Items from a data source

────────────────

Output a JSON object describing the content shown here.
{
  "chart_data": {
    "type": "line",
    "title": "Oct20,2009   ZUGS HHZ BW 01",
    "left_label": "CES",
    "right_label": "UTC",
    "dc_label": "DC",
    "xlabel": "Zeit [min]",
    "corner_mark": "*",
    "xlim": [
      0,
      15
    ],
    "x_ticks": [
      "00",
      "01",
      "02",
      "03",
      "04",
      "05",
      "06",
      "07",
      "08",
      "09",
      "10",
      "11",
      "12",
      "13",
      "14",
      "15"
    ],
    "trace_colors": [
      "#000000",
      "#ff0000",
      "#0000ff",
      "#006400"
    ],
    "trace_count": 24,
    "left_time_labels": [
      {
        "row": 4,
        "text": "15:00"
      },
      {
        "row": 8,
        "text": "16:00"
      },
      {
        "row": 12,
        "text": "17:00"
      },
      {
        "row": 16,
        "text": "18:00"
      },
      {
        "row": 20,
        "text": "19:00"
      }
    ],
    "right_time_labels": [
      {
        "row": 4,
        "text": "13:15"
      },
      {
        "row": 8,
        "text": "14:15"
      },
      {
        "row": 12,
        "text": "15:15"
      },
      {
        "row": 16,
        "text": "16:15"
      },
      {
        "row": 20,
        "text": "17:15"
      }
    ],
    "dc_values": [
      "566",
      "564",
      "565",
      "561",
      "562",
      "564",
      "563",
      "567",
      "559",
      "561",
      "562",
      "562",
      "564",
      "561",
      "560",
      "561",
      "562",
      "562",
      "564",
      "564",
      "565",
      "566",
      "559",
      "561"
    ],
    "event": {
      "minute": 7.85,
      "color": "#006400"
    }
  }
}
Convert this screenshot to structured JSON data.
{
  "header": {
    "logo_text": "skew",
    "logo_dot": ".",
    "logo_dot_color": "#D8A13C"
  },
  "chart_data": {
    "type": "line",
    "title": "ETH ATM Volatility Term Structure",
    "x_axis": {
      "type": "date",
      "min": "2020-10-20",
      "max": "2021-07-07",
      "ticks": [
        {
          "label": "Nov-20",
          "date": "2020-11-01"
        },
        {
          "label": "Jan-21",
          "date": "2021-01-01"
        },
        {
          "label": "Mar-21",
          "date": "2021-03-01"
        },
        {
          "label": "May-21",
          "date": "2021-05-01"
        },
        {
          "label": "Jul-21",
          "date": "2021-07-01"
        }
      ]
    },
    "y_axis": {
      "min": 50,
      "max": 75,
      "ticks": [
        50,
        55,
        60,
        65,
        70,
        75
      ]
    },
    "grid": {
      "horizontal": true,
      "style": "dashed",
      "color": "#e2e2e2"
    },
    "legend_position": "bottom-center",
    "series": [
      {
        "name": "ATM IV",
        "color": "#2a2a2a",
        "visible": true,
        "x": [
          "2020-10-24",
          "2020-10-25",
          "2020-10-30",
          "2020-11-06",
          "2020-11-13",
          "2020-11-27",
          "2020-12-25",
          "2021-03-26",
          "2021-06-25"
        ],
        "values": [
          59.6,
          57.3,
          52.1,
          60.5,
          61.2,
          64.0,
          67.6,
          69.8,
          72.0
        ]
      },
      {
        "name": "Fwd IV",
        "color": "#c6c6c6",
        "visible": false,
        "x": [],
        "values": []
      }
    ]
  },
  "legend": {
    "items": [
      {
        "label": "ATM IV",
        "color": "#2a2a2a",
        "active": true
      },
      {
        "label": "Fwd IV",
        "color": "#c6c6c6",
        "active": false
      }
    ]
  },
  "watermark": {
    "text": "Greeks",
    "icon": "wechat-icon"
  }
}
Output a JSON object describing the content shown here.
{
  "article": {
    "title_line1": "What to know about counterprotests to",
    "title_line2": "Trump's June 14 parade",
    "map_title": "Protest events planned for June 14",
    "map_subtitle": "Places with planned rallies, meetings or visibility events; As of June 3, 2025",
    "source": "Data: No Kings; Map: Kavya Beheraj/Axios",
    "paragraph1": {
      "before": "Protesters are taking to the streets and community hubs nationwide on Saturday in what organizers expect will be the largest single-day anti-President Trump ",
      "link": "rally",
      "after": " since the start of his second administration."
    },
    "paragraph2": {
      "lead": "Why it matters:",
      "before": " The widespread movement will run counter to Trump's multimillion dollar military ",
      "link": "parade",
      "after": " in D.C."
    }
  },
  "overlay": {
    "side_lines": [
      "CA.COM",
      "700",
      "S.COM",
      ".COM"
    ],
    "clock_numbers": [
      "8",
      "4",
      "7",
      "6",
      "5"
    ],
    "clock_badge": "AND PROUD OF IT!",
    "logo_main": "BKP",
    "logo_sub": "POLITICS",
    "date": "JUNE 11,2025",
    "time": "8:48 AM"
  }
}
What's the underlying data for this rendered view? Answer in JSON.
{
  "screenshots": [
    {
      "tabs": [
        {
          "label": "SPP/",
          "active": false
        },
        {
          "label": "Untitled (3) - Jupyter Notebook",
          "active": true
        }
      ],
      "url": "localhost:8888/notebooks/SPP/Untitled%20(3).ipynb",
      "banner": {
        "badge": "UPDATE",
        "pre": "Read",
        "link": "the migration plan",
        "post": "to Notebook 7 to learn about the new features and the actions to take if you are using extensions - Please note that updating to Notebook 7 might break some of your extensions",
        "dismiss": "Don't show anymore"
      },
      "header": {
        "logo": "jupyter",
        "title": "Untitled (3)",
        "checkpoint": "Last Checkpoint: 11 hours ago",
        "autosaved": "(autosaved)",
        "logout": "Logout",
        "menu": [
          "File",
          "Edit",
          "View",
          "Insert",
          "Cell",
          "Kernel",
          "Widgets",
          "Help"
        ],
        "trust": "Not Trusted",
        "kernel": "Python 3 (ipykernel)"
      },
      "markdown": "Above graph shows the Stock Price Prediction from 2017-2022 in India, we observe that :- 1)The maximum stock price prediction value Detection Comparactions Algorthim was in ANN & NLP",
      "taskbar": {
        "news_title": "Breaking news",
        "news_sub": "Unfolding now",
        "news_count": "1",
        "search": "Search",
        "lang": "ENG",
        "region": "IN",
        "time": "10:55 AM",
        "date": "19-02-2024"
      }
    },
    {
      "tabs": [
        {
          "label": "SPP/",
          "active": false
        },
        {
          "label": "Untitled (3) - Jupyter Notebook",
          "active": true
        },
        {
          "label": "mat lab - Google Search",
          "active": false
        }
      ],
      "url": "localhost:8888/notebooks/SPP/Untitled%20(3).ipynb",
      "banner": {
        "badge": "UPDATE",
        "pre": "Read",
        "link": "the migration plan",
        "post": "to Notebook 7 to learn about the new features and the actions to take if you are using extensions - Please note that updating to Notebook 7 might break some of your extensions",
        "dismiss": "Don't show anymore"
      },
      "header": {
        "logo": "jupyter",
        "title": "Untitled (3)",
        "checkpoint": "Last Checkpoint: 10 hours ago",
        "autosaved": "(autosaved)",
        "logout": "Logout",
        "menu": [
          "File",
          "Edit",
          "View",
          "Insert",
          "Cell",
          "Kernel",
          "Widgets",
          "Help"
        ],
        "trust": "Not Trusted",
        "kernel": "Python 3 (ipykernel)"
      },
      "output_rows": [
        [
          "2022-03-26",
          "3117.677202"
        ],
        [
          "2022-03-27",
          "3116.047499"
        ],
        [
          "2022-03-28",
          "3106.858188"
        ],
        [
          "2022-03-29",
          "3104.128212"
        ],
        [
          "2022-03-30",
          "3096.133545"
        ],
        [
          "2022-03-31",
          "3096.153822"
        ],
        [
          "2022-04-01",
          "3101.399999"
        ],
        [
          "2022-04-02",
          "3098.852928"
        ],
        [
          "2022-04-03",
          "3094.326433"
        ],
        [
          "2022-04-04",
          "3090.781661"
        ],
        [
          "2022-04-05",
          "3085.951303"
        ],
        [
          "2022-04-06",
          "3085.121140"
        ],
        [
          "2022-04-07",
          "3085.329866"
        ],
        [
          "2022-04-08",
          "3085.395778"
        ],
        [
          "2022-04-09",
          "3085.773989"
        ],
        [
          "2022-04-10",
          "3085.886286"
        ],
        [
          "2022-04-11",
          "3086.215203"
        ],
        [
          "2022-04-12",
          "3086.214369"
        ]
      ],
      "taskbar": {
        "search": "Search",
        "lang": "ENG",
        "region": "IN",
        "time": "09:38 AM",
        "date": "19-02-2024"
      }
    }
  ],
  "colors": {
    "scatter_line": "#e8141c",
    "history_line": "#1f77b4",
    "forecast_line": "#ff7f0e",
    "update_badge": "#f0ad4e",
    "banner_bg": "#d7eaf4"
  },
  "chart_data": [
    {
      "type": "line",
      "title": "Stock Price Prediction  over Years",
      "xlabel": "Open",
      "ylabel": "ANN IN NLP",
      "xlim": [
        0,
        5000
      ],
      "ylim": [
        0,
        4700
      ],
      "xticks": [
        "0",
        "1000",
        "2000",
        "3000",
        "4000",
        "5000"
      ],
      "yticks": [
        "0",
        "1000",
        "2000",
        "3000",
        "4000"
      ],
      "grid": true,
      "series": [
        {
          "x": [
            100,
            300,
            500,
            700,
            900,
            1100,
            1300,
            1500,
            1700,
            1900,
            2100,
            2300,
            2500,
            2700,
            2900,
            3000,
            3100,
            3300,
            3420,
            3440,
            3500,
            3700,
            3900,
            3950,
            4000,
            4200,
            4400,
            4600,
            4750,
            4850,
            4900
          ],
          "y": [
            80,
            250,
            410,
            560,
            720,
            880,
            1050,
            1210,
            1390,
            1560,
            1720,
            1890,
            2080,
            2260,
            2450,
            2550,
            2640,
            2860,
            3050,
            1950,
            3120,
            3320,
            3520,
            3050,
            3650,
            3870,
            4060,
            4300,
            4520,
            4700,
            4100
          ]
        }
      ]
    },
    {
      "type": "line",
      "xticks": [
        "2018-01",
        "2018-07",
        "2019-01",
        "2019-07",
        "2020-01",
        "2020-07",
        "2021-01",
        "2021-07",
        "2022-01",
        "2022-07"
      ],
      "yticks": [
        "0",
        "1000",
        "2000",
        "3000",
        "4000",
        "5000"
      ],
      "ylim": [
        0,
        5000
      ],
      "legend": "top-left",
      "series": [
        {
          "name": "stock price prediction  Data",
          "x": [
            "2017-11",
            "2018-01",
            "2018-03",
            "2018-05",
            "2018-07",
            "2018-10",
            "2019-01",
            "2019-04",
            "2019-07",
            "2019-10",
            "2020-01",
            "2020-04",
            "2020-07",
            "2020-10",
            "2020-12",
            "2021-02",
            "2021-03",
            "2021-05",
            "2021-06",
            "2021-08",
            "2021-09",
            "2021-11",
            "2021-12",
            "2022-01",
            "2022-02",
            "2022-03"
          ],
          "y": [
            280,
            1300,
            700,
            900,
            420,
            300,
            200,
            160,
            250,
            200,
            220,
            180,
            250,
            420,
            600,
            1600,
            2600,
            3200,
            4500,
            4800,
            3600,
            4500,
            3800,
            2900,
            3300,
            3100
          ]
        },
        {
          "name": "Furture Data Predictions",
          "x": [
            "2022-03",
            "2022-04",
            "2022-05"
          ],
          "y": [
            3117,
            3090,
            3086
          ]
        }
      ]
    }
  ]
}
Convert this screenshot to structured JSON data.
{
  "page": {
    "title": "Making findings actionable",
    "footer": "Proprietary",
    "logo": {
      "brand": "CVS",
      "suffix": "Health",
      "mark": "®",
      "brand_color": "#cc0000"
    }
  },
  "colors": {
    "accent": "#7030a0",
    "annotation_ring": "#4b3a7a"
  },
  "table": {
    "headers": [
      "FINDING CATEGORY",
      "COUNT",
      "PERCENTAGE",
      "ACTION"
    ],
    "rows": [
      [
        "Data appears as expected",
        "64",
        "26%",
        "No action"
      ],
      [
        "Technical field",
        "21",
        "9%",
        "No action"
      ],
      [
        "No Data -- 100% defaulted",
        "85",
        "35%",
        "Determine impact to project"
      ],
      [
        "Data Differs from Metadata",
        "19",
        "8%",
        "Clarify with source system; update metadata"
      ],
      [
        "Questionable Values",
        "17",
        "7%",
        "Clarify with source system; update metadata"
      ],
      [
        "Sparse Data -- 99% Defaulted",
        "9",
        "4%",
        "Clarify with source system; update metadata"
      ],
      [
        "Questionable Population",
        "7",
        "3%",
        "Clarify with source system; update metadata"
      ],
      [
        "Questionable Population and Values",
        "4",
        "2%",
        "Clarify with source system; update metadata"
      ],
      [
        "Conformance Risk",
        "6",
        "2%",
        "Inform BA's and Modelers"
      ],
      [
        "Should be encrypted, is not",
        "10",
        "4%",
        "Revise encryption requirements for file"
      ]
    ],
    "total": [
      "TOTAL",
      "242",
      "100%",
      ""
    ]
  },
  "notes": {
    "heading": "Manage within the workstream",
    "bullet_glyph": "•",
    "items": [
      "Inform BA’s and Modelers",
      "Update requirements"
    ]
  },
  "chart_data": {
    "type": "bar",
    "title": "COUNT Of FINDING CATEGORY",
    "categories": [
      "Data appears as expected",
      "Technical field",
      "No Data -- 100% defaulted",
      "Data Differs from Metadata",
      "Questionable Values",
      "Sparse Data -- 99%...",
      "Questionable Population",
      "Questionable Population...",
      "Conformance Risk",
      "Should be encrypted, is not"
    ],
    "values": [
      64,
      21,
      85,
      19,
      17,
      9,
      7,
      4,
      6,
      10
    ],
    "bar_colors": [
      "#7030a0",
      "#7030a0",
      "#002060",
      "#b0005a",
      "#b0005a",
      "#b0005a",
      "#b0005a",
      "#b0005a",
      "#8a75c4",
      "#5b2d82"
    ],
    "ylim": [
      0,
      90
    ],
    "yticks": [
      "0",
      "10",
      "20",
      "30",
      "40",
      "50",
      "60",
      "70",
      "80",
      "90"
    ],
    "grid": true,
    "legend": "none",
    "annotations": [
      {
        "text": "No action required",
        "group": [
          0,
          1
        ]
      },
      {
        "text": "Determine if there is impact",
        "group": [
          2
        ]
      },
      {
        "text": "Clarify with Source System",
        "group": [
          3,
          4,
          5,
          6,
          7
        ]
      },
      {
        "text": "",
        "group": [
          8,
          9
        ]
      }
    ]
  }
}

────────────────

— EXERCISE BRIEF —
Go over the records above and tally each line that includes "Differs". Give the total by itself.

— RESPONSE —
2